Morte de negros vai além da questão da violência

Doenças prevalentes em negros como anemia, hipertensão e miomas uterinos não recebem atenção diferenciada do Estado.

Tantos estereótipos são traduzidos, também, em números. De acordo com o Índice de Vulnerabilidade Juvenil à Violência e Desigualdade Racial 2014, elaborado pelo Fórum Brasileiro de Segurança Pública em parceria com o Ministério da Justiça, na Paraíba, um jovem preto ou pardo tem 13,4 mais chances de ser vítima de homicídio do que um branco. Enquanto que a taxa de homicídios por 100 mil habitantes é de 8,6 para os brancos, para os negros essa taxa é de 115,4. Para que não haja distorções, a conta leva em consideração a quantidade de habitantes negros e brancos em cada Estado.

No Brasil, de acordo com a mesma pesquisa, o índice de jovens brancos assassinados caiu 5,5%, enquanto que o número de jovens negros mortos subiu 21,3% em 2012, em relação à pesquisa anterior de 2007. O índice nacional mostra ainda que ser jovem e negro é correr 2,5 vezes o risco de morte, comparado ao jovem branco. Somente em 2012, foram registrados aproximadamente 30 mil jovens assassinados no país, sendo 76,5% negros ou pardos e 23,5% brancos.

=== Dados fornecidos ===
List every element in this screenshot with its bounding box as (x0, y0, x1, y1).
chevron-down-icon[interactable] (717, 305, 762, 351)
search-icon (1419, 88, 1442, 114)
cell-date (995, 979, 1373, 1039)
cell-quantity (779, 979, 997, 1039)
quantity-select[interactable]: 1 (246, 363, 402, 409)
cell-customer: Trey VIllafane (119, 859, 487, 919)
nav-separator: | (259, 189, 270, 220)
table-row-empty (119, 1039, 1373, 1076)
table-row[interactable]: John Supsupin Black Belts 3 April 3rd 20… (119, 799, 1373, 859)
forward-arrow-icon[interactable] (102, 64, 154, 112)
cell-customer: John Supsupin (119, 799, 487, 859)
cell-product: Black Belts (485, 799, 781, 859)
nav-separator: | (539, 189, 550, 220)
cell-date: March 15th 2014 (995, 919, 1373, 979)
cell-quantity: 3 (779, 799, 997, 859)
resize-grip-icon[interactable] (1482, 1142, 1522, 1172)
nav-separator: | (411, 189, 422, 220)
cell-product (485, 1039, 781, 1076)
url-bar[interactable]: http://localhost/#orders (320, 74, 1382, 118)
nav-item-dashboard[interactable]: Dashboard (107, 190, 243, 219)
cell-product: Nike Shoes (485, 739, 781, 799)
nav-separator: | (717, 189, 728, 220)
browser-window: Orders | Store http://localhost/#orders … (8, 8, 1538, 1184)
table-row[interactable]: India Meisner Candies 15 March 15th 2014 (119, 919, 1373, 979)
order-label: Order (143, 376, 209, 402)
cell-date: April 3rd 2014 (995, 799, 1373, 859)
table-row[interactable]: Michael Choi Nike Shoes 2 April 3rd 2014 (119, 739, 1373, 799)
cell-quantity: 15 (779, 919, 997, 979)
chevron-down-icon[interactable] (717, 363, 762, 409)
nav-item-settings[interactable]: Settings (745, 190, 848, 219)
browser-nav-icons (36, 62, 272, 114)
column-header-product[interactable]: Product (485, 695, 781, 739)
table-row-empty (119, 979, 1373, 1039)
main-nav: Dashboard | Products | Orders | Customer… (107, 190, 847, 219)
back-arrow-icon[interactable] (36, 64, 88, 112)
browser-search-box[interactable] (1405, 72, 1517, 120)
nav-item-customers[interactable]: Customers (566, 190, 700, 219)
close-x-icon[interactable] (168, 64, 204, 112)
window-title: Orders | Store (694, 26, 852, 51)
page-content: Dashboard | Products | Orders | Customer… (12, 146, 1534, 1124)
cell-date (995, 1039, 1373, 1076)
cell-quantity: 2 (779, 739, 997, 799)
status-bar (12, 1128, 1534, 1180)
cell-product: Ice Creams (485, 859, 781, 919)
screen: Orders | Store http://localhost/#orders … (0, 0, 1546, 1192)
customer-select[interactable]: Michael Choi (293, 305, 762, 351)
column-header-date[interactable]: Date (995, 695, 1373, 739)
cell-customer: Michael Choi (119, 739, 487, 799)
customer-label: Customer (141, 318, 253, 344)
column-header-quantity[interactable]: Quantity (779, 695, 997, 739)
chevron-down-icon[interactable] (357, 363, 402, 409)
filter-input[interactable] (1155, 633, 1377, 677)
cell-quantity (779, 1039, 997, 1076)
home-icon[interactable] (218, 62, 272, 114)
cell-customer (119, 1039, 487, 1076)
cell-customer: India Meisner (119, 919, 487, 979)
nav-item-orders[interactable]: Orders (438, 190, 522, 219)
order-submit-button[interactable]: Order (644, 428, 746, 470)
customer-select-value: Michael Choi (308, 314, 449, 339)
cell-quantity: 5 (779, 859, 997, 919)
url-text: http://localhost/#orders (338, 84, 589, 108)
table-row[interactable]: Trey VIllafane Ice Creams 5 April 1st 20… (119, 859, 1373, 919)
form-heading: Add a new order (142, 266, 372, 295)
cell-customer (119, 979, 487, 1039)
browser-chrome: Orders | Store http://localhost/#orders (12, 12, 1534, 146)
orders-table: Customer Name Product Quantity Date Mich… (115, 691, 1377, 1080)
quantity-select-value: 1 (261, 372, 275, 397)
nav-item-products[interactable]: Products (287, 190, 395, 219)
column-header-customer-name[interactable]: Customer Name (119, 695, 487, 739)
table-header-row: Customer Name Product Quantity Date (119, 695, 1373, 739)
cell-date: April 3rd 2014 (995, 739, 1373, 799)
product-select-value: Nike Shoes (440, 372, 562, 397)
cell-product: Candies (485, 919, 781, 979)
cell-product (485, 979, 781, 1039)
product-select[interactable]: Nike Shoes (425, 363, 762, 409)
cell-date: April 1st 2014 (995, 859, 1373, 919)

=== Enunciado da atividade 1 ===
Indique se cada afirmação abaixo está de acordo com o texto sobre a morte de jovens negros, respondendo "sim" ou "não" e citando o trecho do texto que decide a questão.
(a) Na Paraíba, a taxa de homicídios entre os negros é de 115,4 por 100 mil habitantes.
(b) No Brasil, o índice de jovens brancos assassinados aumentou em 2012 em relação à pesquisa de 2007.
(c) O Índice de Vulnerabilidade Juvenil à Violência e Desigualdade Racial 2014 foi feito em parceria com o Ministério da Saúde.
=== Enunciado da atividade 2 ===
Prossiga com o texto sobre a morte de jovens negros a partir do ponto em que ele termina.

=== Resposta escrita 1 ===
(a) Sim: "para os negros essa taxa é de 115,4".
(b) Não: "o índice de jovens brancos assassinados caiu 5,5%".
(c) Não: "em parceria com o Ministério da Justiça".

=== Resposta escrita 2 ===
Para o professor Antônio Baruty, membro fundador do Núcleo de Estudos e Pesquisas Afro-Brasileiros e Indígenas (Neabi) da UFPB, além da violência, no entanto, há outras questões que merecem ser destacadas quando se tratando da situação atual dos negros. Ele se refere, por exemplo, a doenças que são prevalentes em populações negras e que, por isso, merecem uma atenção diferenciada do Estado. A AIDS, a anemia falciforme, a hipertensão, os miomas uterinos, e o câncer de próstata são doenças que têm uma prevalência histórica em negros. "Falta, muitas vezes, uma sensibilidade no sentido de enxergar a questão", comenta.

"Se a gente não tiver um cuidado muito grande para pensar nesse processo pelo qual os negros passam, não para essa geração, talvez, mas para daqui a duas, três, lá na frente, isso não vai mudar nunca", coloca o professor, enfatizando, ainda, o poder transformador da educação. "Quando você fala em preconceito, o preconceito é algo cultural, fruto da sociedade em que vivemos. A educação é carro-chefe de uma mudança", pontua.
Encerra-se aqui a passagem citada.